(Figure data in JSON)
::::::::

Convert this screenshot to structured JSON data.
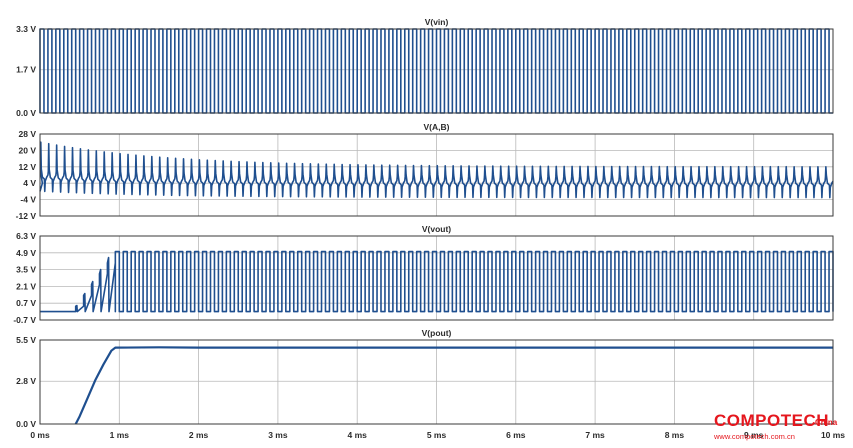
{
  "chart_data": [
    {
      "type": "line",
      "title": "V(vin)",
      "ytick_labels": [
        "3.3 V",
        "1.7 V",
        "0.0 V"
      ],
      "ylim": [
        0,
        3.3
      ],
      "xlim": [
        0,
        10
      ],
      "x_unit": "ms",
      "grid": true,
      "series": [
        {
          "waveform": "square",
          "low": 0,
          "high": 3.3,
          "period_ms": 0.1,
          "start_ms": 0,
          "end_ms": 10
        }
      ]
    },
    {
      "type": "line",
      "title": "V(A,B)",
      "ytick_labels": [
        "28 V",
        "20 V",
        "12 V",
        "4 V",
        "-4 V",
        "-12 V"
      ],
      "ylim": [
        -12,
        28
      ],
      "xlim": [
        0,
        10
      ],
      "x_unit": "ms",
      "grid": true,
      "series": [
        {
          "waveform": "switching with ringing",
          "period_ms": 0.1,
          "spike_peak_start": 24,
          "spike_peak_steady": 12,
          "spike_trough_start": 0,
          "spike_trough_steady": -3,
          "settle_level": 4
        }
      ]
    },
    {
      "type": "line",
      "title": "V(vout)",
      "ytick_labels": [
        "6.3 V",
        "4.9 V",
        "3.5 V",
        "2.1 V",
        "0.7 V",
        "-0.7 V"
      ],
      "ylim": [
        -0.7,
        6.3
      ],
      "xlim": [
        0,
        10
      ],
      "x_unit": "ms",
      "grid": true,
      "series": [
        {
          "waveform": "square with ramp-up",
          "initial": 0,
          "ramp_start_ms": 0.45,
          "ramp_end_ms": 0.95,
          "high": 5,
          "low": 0,
          "period_ms": 0.1
        }
      ]
    },
    {
      "type": "line",
      "title": "V(pout)",
      "ytick_labels": [
        "5.5 V",
        "2.8 V",
        "0.0 V"
      ],
      "ylim": [
        0,
        5.5
      ],
      "xlim": [
        0,
        10
      ],
      "x_unit": "ms",
      "xtick_labels": [
        "0 ms",
        "1 ms",
        "2 ms",
        "3 ms",
        "4 ms",
        "5 ms",
        "6 ms",
        "7 ms",
        "8 ms",
        "9 ms",
        "10 ms"
      ],
      "grid": true,
      "series": [
        {
          "x": [
            0.45,
            0.5,
            0.6,
            0.7,
            0.8,
            0.9,
            0.95,
            1.5,
            2,
            4,
            6,
            8,
            10
          ],
          "y": [
            0,
            0.5,
            1.7,
            2.9,
            3.9,
            4.8,
            5.0,
            5.02,
            5.0,
            5.0,
            5.0,
            5.0,
            5.0
          ]
        }
      ]
    }
  ],
  "watermark": {
    "brand": "COMPOTECH",
    "region": "China",
    "url": "www.compotech.com.cn"
  },
  "colors": {
    "trace": "#1f4f8f",
    "grid": "#b9b9b9",
    "watermark": "#e5161d"
  }
}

::::::::

• Job: Work out how many lines in the records above contain the word "square", and reply with that number alone.

• Finished answer: 2